__WRITTEN EXERCISE__. Any pictures in the records below should be skipped; write out everything else exactly.

Data entries for graphics:
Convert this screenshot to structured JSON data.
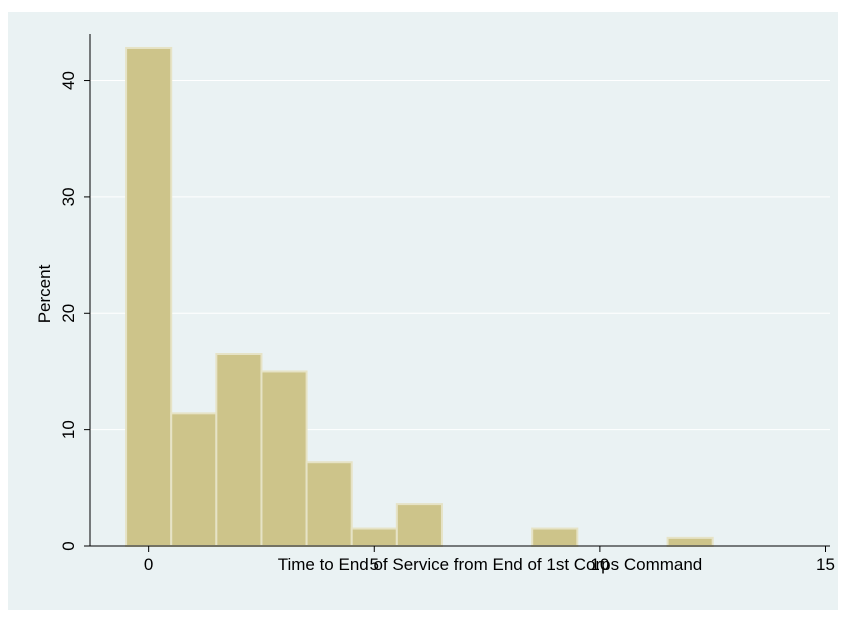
{
  "chart_data": {
    "type": "bar",
    "title": "",
    "xlabel": "Time to End of Service from End of 1st Corps Command",
    "ylabel": "Percent",
    "bin_width": 1,
    "bins": [
      {
        "x": 0,
        "value": 42.8
      },
      {
        "x": 1,
        "value": 11.4
      },
      {
        "x": 2,
        "value": 16.5
      },
      {
        "x": 3,
        "value": 15.0
      },
      {
        "x": 4,
        "value": 7.2
      },
      {
        "x": 5,
        "value": 1.5
      },
      {
        "x": 6,
        "value": 3.6
      },
      {
        "x": 9,
        "value": 1.5
      },
      {
        "x": 12,
        "value": 0.7
      }
    ],
    "xlim": [
      -1.3,
      15.1
    ],
    "ylim": [
      0,
      44
    ],
    "xticks": [
      0,
      5,
      10,
      15
    ],
    "yticks": [
      0,
      10,
      20,
      30,
      40
    ],
    "grid": true,
    "colors": {
      "background": "#eaf2f3",
      "bar_fill": "#cdc48a",
      "bar_stroke": "#e6e3c6",
      "grid": "#ffffff",
      "axis": "#000000"
    }
  }
}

__RESPONSE__.
Convert this screenshot to structured JSON data.
{
  "chart_data": {
    "type": "bar",
    "title": "",
    "xlabel": "Time to End of Service from End of 1st Corps Command",
    "ylabel": "Percent",
    "bin_width": 1,
    "bins": [
      {
        "x": 0,
        "value": 42.8
      },
      {
        "x": 1,
        "value": 11.4
      },
      {
        "x": 2,
        "value": 16.5
      },
      {
        "x": 3,
        "value": 15.0
      },
      {
        "x": 4,
        "value": 7.2
      },
      {
        "x": 5,
        "value": 1.5
      },
      {
        "x": 6,
        "value": 3.6
      },
      {
        "x": 9,
        "value": 1.5
      },
      {
        "x": 12,
        "value": 0.7
      }
    ],
    "xlim": [
      -1.3,
      15.1
    ],
    "ylim": [
      0,
      44
    ],
    "xticks": [
      0,
      5,
      10,
      15
    ],
    "yticks": [
      0,
      10,
      20,
      30,
      40
    ],
    "grid": true,
    "colors": {
      "background": "#eaf2f3",
      "bar_fill": "#cdc48a",
      "bar_stroke": "#e6e3c6",
      "grid": "#ffffff",
      "axis": "#000000"
    }
  }
}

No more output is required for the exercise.